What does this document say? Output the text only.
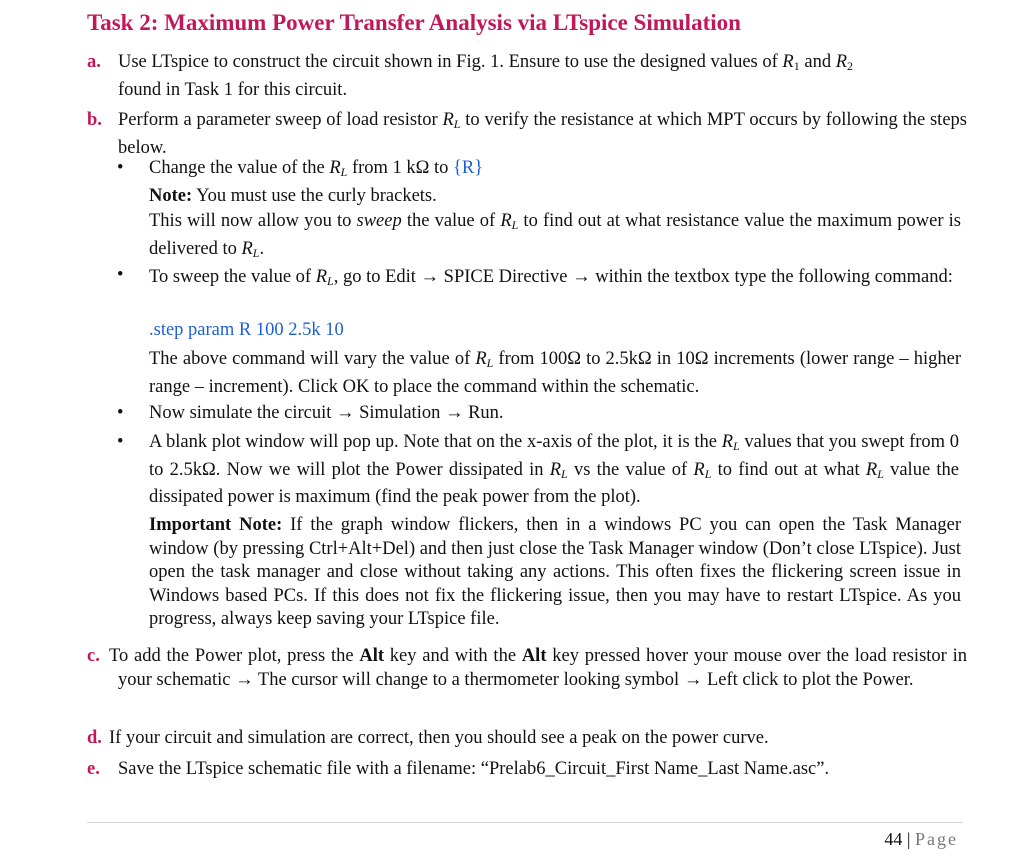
Task 2: Maximum Power Transfer Analysis via LTspice Simulation
a. Use LTspice to construct the circuit shown in Fig. 1. Ensure to use the designed values of R1 and R2
found in Task 1 for this circuit.
b. Perform a parameter sweep of load resistor $R_L$ to verify the resistance at which MPT occurs by following the steps below.
• Change the value of the $R_L$ from 1 kΩ to {R}
Note: You must use the curly brackets.
This will now allow you to sweep the value of $R_L$ to find out at what resistance value the maximum power is delivered to $R_L$.
• To sweep the value of $R_L$, go to Edit → SPICE Directive → within the textbox type the following command:
.step param R 100 2.5k 10
The above command will vary the value of $R_L$ from 100Ω to 2.5kΩ in 10Ω increments (lower range – higher range – increment). Click OK to place the command within the schematic.
• Now simulate the circuit → Simulation → Run.
• A blank plot window will pop up. Note that on the x-axis of the plot, it is the $R_L$ values that you swept from 0 to 2.5kΩ. Now we will plot the Power dissipated in $R_L$ vs the value of $R_L$ to find out at what $R_L$ value the dissipated power is maximum (find the peak power from the plot).
Important Note: If the graph window flickers, then in a windows PC you can open the Task Manager window (by pressing Ctrl+Alt+Del) and then just close the Task Manager window (Don’t close LTspice). Just open the task manager and close without taking any actions. This often fixes the flickering screen issue in Windows based PCs. If this does not fix the flickering issue, then you may have to restart LTspice. As you progress, always keep saving your LTspice file.
c. To add the Power plot, press the Alt key and with the Alt key pressed hover your mouse over the load resistor in your schematic → The cursor will change to a thermometer looking symbol → Left click to plot the Power.
d. If your circuit and simulation are correct, then you should see a peak on the power curve.
e. Save the LTspice schematic file with a filename: “Prelab6_Circuit_First Name_Last Name.asc”.
44 | Page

____

Which lines of the material contain the string "resistor"? List each of them.

■ WRITTEN RESPONSE
b. Perform a parameter sweep of load resistor $R_L$ to verify the resistance at which MPT occurs by following the steps below.
c. To add the Power plot, press the Alt key and with the Alt key pressed hover your mouse over the load resistor in your schematic → The cursor will change to a thermometer looking symbol → Left click to plot the Power.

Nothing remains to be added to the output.